[DIRECTIVE]
The listing must be reproduced in full, exactly as it stands.

[DATA EXCERPTS]
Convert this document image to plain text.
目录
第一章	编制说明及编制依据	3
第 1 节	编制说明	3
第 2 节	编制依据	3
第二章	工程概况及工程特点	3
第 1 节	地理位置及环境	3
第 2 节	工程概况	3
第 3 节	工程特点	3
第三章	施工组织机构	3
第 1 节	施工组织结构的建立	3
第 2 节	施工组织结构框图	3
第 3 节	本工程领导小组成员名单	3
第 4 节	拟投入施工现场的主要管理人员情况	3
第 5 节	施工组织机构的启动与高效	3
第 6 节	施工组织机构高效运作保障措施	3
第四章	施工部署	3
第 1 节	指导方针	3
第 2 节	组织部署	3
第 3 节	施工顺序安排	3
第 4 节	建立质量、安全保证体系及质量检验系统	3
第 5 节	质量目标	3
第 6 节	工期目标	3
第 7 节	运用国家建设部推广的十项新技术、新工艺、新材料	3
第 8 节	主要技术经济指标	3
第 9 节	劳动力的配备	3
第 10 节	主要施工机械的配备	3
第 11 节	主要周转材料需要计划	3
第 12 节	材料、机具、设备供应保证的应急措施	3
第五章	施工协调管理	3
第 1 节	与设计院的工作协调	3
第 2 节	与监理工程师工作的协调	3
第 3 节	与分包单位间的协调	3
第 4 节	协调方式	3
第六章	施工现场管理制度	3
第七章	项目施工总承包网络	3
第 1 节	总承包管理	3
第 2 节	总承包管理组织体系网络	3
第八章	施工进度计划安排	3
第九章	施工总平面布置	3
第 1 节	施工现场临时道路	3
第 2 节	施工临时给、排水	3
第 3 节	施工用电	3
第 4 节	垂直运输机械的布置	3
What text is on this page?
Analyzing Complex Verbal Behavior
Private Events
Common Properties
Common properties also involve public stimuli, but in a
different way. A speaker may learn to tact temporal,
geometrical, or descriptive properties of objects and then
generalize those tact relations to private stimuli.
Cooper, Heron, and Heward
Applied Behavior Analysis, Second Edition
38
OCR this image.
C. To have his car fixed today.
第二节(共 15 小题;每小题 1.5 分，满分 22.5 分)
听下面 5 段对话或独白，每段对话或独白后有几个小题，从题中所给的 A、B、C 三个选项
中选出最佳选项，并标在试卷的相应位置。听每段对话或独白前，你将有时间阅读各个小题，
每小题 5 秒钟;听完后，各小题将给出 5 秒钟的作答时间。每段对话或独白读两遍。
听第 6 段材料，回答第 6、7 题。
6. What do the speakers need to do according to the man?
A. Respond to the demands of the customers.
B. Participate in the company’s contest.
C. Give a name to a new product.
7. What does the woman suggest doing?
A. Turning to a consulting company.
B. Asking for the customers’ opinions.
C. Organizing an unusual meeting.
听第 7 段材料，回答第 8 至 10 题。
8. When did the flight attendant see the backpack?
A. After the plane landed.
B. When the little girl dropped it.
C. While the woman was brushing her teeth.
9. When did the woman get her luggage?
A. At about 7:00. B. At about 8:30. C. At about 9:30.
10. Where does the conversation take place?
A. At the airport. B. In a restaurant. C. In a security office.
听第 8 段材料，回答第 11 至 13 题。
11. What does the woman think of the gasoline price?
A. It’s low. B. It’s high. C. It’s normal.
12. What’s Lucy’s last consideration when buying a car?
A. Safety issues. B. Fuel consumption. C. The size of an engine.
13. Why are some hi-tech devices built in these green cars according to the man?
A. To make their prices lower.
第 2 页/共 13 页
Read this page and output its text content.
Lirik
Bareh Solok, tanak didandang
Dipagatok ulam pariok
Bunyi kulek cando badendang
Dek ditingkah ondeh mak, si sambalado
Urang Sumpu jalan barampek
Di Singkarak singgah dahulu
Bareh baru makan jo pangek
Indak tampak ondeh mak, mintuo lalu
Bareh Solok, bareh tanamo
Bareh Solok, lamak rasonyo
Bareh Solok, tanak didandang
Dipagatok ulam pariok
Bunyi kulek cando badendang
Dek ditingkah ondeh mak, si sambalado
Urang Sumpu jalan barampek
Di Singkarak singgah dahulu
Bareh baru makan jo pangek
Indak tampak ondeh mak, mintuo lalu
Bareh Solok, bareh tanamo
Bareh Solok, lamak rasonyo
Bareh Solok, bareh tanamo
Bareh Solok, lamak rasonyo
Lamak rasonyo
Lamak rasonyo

[FULL ANSWER]
Convert this document image to plain text.
目录
第一章	编制说明及编制依据	3
第 1 节	编制说明	3
第 2 节	编制依据	3
第二章	工程概况及工程特点	3
第 1 节	地理位置及环境	3
第 2 节	工程概况	3
第 3 节	工程特点	3
第三章	施工组织机构	3
第 1 节	施工组织结构的建立	3
第 2 节	施工组织结构框图	3
第 3 节	本工程领导小组成员名单	3
第 4 节	拟投入施工现场的主要管理人员情况	3
第 5 节	施工组织机构的启动与高效	3
第 6 节	施工组织机构高效运作保障措施	3
第四章	施工部署	3
第 1 节	指导方针	3
第 2 节	组织部署	3
第 3 节	施工顺序安排	3
第 4 节	建立质量、安全保证体系及质量检验系统	3
第 5 节	质量目标	3
第 6 节	工期目标	3
第 7 节	运用国家建设部推广的十项新技术、新工艺、新材料	3
第 8 节	主要技术经济指标	3
第 9 节	劳动力的配备	3
第 10 节	主要施工机械的配备	3
第 11 节	主要周转材料需要计划	3
第 12 节	材料、机具、设备供应保证的应急措施	3
第五章	施工协调管理	3
第 1 节	与设计院的工作协调	3
第 2 节	与监理工程师工作的协调	3
第 3 节	与分包单位间的协调	3
第 4 节	协调方式	3
第六章	施工现场管理制度	3
第七章	项目施工总承包网络	3
第 1 节	总承包管理	3
第 2 节	总承包管理组织体系网络	3
第八章	施工进度计划安排	3
第九章	施工总平面布置	3
第 1 节	施工现场临时道路	3
第 2 节	施工临时给、排水	3
第 3 节	施工用电	3
第 4 节	垂直运输机械的布置	3
What text is on this page?
Analyzing Complex Verbal Behavior
Private Events
Common Properties
Common properties also involve public stimuli, but in a
different way. A speaker may learn to tact temporal,
geometrical, or descriptive properties of objects and then
generalize those tact relations to private stimuli.
Cooper, Heron, and Heward
Applied Behavior Analysis, Second Edition
38
OCR this image.
C. To have his car fixed today.
第二节(共 15 小题;每小题 1.5 分，满分 22.5 分)
听下面 5 段对话或独白，每段对话或独白后有几个小题，从题中所给的 A、B、C 三个选项
中选出最佳选项，并标在试卷的相应位置。听每段对话或独白前，你将有时间阅读各个小题，
每小题 5 秒钟;听完后，各小题将给出 5 秒钟的作答时间。每段对话或独白读两遍。
听第 6 段材料，回答第 6、7 题。
6. What do the speakers need to do according to the man?
A. Respond to the demands of the customers.
B. Participate in the company’s contest.
C. Give a name to a new product.
7. What does the woman suggest doing?
A. Turning to a consulting company.
B. Asking for the customers’ opinions.
C. Organizing an unusual meeting.
听第 7 段材料，回答第 8 至 10 题。
8. When did the flight attendant see the backpack?
A. After the plane landed.
B. When the little girl dropped it.
C. While the woman was brushing her teeth.
9. When did the woman get her luggage?
A. At about 7:00. B. At about 8:30. C. At about 9:30.
10. Where does the conversation take place?
A. At the airport. B. In a restaurant. C. In a security office.
听第 8 段材料，回答第 11 至 13 题。
11. What does the woman think of the gasoline price?
A. It’s low. B. It’s high. C. It’s normal.
12. What’s Lucy’s last consideration when buying a car?
A. Safety issues. B. Fuel consumption. C. The size of an engine.
13. Why are some hi-tech devices built in these green cars according to the man?
A. To make their prices lower.
第 2 页/共 13 页
Read this page and output its text content.
Lirik
Bareh Solok, tanak didandang
Dipagatok ulam pariok
Bunyi kulek cando badendang
Dek ditingkah ondeh mak, si sambalado
Urang Sumpu jalan barampek
Di Singkarak singgah dahulu
Bareh baru makan jo pangek
Indak tampak ondeh mak, mintuo lalu
Bareh Solok, bareh tanamo
Bareh Solok, lamak rasonyo
Bareh Solok, tanak didandang
Dipagatok ulam pariok
Bunyi kulek cando badendang
Dek ditingkah ondeh mak, si sambalado
Urang Sumpu jalan barampek
Di Singkarak singgah dahulu
Bareh baru makan jo pangek
Indak tampak ondeh mak, mintuo lalu
Bareh Solok, bareh tanamo
Bareh Solok, lamak rasonyo
Bareh Solok, bareh tanamo
Bareh Solok, lamak rasonyo
Lamak rasonyo
Lamak rasonyo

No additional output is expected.